- Given task: Going through the material below, please gather all lines with the word "Xray" in them.

start

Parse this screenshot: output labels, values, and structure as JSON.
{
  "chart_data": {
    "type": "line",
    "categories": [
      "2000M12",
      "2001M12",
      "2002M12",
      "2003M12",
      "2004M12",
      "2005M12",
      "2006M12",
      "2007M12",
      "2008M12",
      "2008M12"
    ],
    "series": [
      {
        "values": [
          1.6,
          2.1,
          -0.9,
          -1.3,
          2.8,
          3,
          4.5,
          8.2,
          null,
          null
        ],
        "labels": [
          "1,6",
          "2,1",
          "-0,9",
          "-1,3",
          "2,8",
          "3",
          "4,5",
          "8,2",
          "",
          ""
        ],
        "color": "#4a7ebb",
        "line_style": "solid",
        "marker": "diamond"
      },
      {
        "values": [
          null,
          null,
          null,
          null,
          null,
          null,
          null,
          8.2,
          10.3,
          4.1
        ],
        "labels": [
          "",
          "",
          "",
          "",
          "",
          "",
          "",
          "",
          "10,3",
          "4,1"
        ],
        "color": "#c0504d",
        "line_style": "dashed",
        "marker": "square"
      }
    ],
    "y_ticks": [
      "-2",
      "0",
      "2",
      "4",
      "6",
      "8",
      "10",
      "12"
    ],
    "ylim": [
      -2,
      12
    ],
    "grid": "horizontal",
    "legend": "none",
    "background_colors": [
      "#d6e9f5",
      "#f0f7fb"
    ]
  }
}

end
start

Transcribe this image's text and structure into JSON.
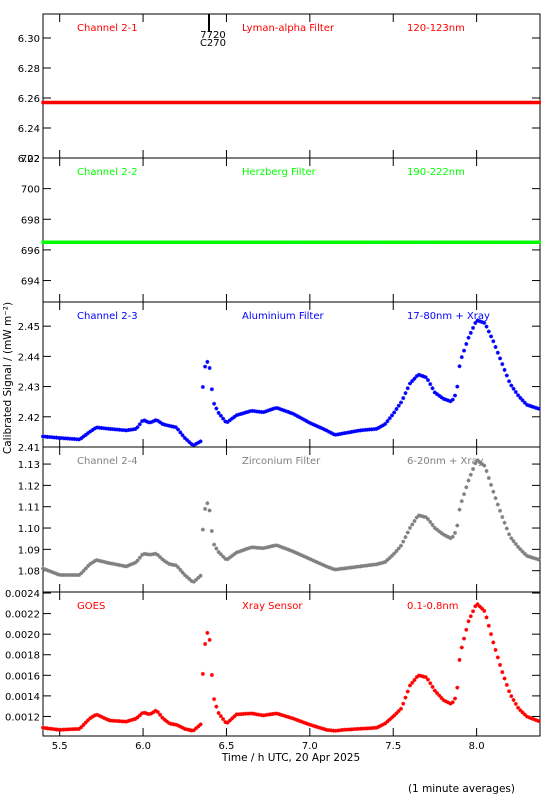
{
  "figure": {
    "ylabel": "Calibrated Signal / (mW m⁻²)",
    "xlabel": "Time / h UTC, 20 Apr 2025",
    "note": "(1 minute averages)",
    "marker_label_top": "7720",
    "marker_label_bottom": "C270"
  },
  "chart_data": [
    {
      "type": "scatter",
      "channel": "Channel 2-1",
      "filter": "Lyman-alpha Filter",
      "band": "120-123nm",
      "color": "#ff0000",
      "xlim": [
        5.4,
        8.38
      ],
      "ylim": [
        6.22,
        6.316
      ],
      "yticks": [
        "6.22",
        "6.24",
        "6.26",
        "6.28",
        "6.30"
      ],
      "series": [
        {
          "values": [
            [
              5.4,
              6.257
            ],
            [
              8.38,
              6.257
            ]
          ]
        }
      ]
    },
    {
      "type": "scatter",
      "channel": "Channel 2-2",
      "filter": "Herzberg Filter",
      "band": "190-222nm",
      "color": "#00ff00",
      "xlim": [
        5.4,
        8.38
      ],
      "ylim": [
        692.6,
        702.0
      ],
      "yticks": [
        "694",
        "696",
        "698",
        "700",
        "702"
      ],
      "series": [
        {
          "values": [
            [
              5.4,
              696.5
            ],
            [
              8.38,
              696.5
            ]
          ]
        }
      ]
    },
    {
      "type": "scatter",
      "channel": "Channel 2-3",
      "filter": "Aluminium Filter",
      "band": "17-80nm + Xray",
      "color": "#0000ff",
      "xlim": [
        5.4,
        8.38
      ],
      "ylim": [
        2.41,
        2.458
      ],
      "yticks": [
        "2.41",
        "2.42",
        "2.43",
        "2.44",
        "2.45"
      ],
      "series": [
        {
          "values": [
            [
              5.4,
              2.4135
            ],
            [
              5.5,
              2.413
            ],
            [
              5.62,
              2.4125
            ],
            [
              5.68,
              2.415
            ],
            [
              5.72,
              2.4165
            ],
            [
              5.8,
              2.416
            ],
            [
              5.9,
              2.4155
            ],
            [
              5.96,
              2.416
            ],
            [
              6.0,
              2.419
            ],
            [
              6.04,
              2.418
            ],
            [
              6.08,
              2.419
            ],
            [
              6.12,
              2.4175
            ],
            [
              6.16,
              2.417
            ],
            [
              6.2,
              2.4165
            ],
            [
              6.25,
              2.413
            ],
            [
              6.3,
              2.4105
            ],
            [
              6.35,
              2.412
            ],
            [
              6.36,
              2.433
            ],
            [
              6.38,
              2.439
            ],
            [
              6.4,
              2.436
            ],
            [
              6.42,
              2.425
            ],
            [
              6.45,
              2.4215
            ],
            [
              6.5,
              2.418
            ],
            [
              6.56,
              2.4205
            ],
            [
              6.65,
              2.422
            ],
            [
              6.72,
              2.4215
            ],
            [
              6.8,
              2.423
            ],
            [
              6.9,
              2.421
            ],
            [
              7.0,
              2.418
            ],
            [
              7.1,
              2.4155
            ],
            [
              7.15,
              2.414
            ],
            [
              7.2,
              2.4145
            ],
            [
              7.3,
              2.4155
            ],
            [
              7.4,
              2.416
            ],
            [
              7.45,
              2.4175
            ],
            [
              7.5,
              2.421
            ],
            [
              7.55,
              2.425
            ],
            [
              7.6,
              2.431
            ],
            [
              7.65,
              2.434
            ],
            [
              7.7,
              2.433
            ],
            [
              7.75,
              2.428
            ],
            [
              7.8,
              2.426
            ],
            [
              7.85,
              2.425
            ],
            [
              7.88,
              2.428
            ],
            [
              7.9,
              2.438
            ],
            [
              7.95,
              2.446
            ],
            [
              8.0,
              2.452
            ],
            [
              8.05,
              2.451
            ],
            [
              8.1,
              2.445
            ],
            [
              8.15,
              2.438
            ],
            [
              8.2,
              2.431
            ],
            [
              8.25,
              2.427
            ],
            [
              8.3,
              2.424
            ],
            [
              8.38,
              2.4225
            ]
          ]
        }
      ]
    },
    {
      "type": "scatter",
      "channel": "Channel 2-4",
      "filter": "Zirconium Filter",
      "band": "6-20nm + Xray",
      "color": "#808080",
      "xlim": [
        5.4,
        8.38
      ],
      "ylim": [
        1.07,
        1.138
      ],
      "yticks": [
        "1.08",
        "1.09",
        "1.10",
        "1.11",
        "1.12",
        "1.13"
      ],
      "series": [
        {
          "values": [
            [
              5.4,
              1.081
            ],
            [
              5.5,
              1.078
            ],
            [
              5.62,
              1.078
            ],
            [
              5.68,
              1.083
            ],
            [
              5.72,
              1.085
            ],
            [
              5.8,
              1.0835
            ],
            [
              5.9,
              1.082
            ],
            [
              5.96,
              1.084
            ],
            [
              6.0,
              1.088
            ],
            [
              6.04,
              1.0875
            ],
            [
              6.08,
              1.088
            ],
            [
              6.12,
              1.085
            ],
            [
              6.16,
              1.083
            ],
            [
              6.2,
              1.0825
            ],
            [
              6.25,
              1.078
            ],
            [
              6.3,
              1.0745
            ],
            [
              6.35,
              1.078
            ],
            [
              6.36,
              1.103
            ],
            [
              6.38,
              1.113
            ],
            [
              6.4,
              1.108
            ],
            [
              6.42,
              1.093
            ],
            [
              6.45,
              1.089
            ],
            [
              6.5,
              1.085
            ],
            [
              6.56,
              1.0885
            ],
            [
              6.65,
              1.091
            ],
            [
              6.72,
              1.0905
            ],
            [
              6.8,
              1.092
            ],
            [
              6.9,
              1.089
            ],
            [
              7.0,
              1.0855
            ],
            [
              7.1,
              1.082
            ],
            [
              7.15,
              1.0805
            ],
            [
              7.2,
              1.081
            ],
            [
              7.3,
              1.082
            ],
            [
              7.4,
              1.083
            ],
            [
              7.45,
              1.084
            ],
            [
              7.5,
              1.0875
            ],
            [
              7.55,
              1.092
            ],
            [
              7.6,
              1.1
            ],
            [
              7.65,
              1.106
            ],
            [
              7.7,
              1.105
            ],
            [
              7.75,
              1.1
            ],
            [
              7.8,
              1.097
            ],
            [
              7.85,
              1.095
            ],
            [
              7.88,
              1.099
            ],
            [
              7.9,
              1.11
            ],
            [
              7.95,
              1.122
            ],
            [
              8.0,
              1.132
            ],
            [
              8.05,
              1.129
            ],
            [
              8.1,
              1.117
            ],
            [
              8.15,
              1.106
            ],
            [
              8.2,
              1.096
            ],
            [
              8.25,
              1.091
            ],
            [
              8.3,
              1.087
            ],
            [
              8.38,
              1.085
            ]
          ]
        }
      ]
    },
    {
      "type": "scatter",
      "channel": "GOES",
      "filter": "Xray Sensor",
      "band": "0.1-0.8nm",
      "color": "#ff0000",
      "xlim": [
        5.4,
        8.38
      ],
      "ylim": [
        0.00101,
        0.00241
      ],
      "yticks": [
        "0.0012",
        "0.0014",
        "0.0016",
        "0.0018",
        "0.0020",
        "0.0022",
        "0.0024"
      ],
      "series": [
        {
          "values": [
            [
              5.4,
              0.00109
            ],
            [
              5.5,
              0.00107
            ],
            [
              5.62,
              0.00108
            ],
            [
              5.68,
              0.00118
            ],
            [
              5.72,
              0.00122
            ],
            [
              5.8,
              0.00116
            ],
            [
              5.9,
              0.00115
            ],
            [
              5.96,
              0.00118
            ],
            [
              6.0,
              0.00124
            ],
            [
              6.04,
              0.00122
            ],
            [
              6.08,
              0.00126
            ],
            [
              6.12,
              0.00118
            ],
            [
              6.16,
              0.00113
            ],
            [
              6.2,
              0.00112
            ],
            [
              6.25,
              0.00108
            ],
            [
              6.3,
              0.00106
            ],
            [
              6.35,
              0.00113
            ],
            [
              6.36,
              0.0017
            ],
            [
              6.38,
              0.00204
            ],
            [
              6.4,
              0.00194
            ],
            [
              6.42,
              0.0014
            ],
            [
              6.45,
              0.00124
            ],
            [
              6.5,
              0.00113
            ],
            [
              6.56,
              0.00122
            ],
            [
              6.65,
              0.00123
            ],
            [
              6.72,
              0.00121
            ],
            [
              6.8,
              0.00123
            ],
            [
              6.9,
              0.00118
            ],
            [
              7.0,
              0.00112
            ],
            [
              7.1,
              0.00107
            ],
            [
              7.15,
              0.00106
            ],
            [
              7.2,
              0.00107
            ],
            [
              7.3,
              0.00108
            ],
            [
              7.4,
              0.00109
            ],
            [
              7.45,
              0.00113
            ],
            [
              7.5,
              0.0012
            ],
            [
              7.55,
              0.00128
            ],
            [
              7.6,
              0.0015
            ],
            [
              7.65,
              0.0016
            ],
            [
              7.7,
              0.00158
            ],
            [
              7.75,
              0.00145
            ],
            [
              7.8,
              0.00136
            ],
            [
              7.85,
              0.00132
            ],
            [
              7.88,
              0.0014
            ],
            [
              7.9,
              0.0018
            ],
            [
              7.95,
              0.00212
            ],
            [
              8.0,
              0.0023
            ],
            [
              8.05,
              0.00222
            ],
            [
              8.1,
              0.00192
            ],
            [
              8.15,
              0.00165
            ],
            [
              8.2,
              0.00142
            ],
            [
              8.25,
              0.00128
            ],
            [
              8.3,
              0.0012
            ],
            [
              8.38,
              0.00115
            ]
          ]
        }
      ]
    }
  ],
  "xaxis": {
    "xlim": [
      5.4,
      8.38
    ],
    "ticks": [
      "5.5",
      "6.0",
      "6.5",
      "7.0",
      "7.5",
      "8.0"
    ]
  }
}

end

- Finished task:
      "band": "17-80nm + Xray",
      "band": "6-20nm + Xray",
      "filter": "Xray Sensor",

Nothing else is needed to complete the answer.